Stored data:
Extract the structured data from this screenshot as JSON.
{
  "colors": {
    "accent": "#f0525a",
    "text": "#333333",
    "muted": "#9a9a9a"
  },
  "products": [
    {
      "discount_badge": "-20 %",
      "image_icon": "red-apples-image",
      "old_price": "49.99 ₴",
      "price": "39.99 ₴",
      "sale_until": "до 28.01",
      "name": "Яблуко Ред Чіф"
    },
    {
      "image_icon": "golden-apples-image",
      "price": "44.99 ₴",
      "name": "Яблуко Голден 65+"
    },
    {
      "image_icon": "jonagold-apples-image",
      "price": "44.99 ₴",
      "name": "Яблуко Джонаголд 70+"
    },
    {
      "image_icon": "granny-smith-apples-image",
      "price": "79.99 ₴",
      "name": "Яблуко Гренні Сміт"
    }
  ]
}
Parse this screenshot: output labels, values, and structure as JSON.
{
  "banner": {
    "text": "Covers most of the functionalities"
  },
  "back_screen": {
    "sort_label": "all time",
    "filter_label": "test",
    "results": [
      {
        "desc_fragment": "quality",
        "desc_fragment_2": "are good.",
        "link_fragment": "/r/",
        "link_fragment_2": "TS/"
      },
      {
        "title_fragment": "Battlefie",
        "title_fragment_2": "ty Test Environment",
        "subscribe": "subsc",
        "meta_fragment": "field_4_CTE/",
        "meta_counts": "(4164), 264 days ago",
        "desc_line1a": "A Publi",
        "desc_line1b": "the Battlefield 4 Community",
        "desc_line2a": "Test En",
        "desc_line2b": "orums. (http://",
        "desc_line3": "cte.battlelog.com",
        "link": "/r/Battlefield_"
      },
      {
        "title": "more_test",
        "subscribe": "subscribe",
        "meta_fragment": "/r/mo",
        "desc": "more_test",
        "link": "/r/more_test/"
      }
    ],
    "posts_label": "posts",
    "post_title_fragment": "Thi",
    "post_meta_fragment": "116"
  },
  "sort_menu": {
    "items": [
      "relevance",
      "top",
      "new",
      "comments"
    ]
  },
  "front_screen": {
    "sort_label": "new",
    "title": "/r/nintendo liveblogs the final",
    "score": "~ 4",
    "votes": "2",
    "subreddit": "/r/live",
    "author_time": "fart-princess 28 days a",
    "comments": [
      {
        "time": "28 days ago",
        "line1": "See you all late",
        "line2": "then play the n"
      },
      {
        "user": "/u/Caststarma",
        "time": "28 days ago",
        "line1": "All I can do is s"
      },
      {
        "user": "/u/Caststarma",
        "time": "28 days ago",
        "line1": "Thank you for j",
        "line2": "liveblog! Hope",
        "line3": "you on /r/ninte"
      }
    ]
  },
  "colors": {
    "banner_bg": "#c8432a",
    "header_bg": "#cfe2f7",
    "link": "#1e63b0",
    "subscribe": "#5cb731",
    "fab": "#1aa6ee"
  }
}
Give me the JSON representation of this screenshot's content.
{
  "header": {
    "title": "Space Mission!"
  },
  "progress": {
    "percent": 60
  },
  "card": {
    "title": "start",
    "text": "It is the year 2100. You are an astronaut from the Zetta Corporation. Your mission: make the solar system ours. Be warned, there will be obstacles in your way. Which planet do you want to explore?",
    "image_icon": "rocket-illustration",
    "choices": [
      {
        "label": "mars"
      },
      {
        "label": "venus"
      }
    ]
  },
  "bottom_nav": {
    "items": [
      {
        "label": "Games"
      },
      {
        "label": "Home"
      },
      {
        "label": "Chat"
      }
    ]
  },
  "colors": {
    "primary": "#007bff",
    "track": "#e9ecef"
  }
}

» **Exercise instructions**
Extract each line from the listing above, please, and repeat it exactly.

» **Expected output**
Extract the structured data from this screenshot as JSON.
{
  "colors": {
    "accent": "#f0525a",
    "text": "#333333",
    "muted": "#9a9a9a"
  },
  "products": [
    {
      "discount_badge": "-20 %",
      "image_icon": "red-apples-image",
      "old_price": "49.99 ₴",
      "price": "39.99 ₴",
      "sale_until": "до 28.01",
      "name": "Яблуко Ред Чіф"
    },
    {
      "image_icon": "golden-apples-image",
      "price": "44.99 ₴",
      "name": "Яблуко Голден 65+"
    },
    {
      "image_icon": "jonagold-apples-image",
      "price": "44.99 ₴",
      "name": "Яблуко Джонаголд 70+"
    },
    {
      "image_icon": "granny-smith-apples-image",
      "price": "79.99 ₴",
      "name": "Яблуко Гренні Сміт"
    }
  ]
}
Parse this screenshot: output labels, values, and structure as JSON.
{
  "banner": {
    "text": "Covers most of the functionalities"
  },
  "back_screen": {
    "sort_label": "all time",
    "filter_label": "test",
    "results": [
      {
        "desc_fragment": "quality",
        "desc_fragment_2": "are good.",
        "link_fragment": "/r/",
        "link_fragment_2": "TS/"
      },
      {
        "title_fragment": "Battlefie",
        "title_fragment_2": "ty Test Environment",
        "subscribe": "subsc",
        "meta_fragment": "field_4_CTE/",
        "meta_counts": "(4164), 264 days ago",
        "desc_line1a": "A Publi",
        "desc_line1b": "the Battlefield 4 Community",
        "desc_line2a": "Test En",
        "desc_line2b": "orums. (http://",
        "desc_line3": "cte.battlelog.com",
        "link": "/r/Battlefield_"
      },
      {
        "title": "more_test",
        "subscribe": "subscribe",
        "meta_fragment": "/r/mo",
        "desc": "more_test",
        "link": "/r/more_test/"
      }
    ],
    "posts_label": "posts",
    "post_title_fragment": "Thi",
    "post_meta_fragment": "116"
  },
  "sort_menu": {
    "items": [
      "relevance",
      "top",
      "new",
      "comments"
    ]
  },
  "front_screen": {
    "sort_label": "new",
    "title": "/r/nintendo liveblogs the final",
    "score": "~ 4",
    "votes": "2",
    "subreddit": "/r/live",
    "author_time": "fart-princess 28 days a",
    "comments": [
      {
        "time": "28 days ago",
        "line1": "See you all late",
        "line2": "then play the n"
      },
      {
        "user": "/u/Caststarma",
        "time": "28 days ago",
        "line1": "All I can do is s"
      },
      {
        "user": "/u/Caststarma",
        "time": "28 days ago",
        "line1": "Thank you for j",
        "line2": "liveblog! Hope",
        "line3": "you on /r/ninte"
      }
    ]
  },
  "colors": {
    "banner_bg": "#c8432a",
    "header_bg": "#cfe2f7",
    "link": "#1e63b0",
    "subscribe": "#5cb731",
    "fab": "#1aa6ee"
  }
}
Give me the JSON representation of this screenshot's content.
{
  "header": {
    "title": "Space Mission!"
  },
  "progress": {
    "percent": 60
  },
  "card": {
    "title": "start",
    "text": "It is the year 2100. You are an astronaut from the Zetta Corporation. Your mission: make the solar system ours. Be warned, there will be obstacles in your way. Which planet do you want to explore?",
    "image_icon": "rocket-illustration",
    "choices": [
      {
        "label": "mars"
      },
      {
        "label": "venus"
      }
    ]
  },
  "bottom_nav": {
    "items": [
      {
        "label": "Games"
      },
      {
        "label": "Home"
      },
      {
        "label": "Chat"
      }
    ]
  },
  "colors": {
    "primary": "#007bff",
    "track": "#e9ecef"
  }
}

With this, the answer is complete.